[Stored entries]
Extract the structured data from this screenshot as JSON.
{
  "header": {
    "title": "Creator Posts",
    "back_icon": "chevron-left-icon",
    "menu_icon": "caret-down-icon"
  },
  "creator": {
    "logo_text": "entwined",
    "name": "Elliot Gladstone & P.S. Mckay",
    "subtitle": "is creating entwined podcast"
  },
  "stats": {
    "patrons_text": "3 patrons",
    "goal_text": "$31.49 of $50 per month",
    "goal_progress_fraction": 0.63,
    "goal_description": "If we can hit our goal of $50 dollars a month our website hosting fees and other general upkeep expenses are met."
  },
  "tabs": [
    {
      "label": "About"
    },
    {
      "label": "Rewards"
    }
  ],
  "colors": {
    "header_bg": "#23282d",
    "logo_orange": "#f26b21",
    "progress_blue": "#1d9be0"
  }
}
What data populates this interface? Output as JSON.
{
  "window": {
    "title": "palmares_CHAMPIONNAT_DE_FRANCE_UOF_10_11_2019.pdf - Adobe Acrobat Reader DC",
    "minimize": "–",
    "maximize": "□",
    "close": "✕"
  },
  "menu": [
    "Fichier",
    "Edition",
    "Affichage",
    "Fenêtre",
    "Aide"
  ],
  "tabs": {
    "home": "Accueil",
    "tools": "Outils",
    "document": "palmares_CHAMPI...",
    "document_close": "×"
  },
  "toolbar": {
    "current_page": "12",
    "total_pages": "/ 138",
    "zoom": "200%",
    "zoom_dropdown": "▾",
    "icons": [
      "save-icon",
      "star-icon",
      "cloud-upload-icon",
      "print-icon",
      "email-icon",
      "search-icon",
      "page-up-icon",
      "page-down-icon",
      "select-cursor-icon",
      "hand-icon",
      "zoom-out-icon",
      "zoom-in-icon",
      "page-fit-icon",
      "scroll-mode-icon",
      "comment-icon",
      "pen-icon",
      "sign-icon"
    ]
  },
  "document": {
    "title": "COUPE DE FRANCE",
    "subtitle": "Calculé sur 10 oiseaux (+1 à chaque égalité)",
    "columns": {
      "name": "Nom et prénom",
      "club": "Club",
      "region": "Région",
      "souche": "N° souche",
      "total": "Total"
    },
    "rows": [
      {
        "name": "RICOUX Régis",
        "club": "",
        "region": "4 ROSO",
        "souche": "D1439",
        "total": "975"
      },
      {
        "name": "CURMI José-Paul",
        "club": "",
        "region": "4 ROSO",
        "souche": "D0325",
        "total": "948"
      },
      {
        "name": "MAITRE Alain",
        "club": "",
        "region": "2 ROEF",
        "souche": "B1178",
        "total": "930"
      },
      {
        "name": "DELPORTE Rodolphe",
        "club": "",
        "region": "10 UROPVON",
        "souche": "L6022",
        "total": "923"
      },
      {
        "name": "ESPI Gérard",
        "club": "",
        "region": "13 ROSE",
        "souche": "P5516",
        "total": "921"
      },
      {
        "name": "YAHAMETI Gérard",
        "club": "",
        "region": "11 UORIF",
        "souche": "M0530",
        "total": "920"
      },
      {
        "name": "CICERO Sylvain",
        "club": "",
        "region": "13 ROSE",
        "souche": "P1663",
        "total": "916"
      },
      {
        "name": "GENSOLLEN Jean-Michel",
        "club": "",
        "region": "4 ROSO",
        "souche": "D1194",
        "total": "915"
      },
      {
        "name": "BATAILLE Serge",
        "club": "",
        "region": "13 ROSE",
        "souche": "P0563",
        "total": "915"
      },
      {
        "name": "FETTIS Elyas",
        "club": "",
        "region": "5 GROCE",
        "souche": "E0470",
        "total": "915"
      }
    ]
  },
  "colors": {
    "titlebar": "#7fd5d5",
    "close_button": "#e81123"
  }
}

— DIRECTIONS FOR THIS TASK —
Set down the listing above in full, please, exactly as it appears.

— COMPLETED EXERCISE —
Extract the structured data from this screenshot as JSON.
{
  "header": {
    "title": "Creator Posts",
    "back_icon": "chevron-left-icon",
    "menu_icon": "caret-down-icon"
  },
  "creator": {
    "logo_text": "entwined",
    "name": "Elliot Gladstone & P.S. Mckay",
    "subtitle": "is creating entwined podcast"
  },
  "stats": {
    "patrons_text": "3 patrons",
    "goal_text": "$31.49 of $50 per month",
    "goal_progress_fraction": 0.63,
    "goal_description": "If we can hit our goal of $50 dollars a month our website hosting fees and other general upkeep expenses are met."
  },
  "tabs": [
    {
      "label": "About"
    },
    {
      "label": "Rewards"
    }
  ],
  "colors": {
    "header_bg": "#23282d",
    "logo_orange": "#f26b21",
    "progress_blue": "#1d9be0"
  }
}
What data populates this interface? Output as JSON.
{
  "window": {
    "title": "palmares_CHAMPIONNAT_DE_FRANCE_UOF_10_11_2019.pdf - Adobe Acrobat Reader DC",
    "minimize": "–",
    "maximize": "□",
    "close": "✕"
  },
  "menu": [
    "Fichier",
    "Edition",
    "Affichage",
    "Fenêtre",
    "Aide"
  ],
  "tabs": {
    "home": "Accueil",
    "tools": "Outils",
    "document": "palmares_CHAMPI...",
    "document_close": "×"
  },
  "toolbar": {
    "current_page": "12",
    "total_pages": "/ 138",
    "zoom": "200%",
    "zoom_dropdown": "▾",
    "icons": [
      "save-icon",
      "star-icon",
      "cloud-upload-icon",
      "print-icon",
      "email-icon",
      "search-icon",
      "page-up-icon",
      "page-down-icon",
      "select-cursor-icon",
      "hand-icon",
      "zoom-out-icon",
      "zoom-in-icon",
      "page-fit-icon",
      "scroll-mode-icon",
      "comment-icon",
      "pen-icon",
      "sign-icon"
    ]
  },
  "document": {
    "title": "COUPE DE FRANCE",
    "subtitle": "Calculé sur 10 oiseaux (+1 à chaque égalité)",
    "columns": {
      "name": "Nom et prénom",
      "club": "Club",
      "region": "Région",
      "souche": "N° souche",
      "total": "Total"
    },
    "rows": [
      {
        "name": "RICOUX Régis",
        "club": "",
        "region": "4 ROSO",
        "souche": "D1439",
        "total": "975"
      },
      {
        "name": "CURMI José-Paul",
        "club": "",
        "region": "4 ROSO",
        "souche": "D0325",
        "total": "948"
      },
      {
        "name": "MAITRE Alain",
        "club": "",
        "region": "2 ROEF",
        "souche": "B1178",
        "total": "930"
      },
      {
        "name": "DELPORTE Rodolphe",
        "club": "",
        "region": "10 UROPVON",
        "souche": "L6022",
        "total": "923"
      },
      {
        "name": "ESPI Gérard",
        "club": "",
        "region": "13 ROSE",
        "souche": "P5516",
        "total": "921"
      },
      {
        "name": "YAHAMETI Gérard",
        "club": "",
        "region": "11 UORIF",
        "souche": "M0530",
        "total": "920"
      },
      {
        "name": "CICERO Sylvain",
        "club": "",
        "region": "13 ROSE",
        "souche": "P1663",
        "total": "916"
      },
      {
        "name": "GENSOLLEN Jean-Michel",
        "club": "",
        "region": "4 ROSO",
        "souche": "D1194",
        "total": "915"
      },
      {
        "name": "BATAILLE Serge",
        "club": "",
        "region": "13 ROSE",
        "souche": "P0563",
        "total": "915"
      },
      {
        "name": "FETTIS Elyas",
        "club": "",
        "region": "5 GROCE",
        "souche": "E0470",
        "total": "915"
      }
    ]
  },
  "colors": {
    "titlebar": "#7fd5d5",
    "close_button": "#e81123"
  }
}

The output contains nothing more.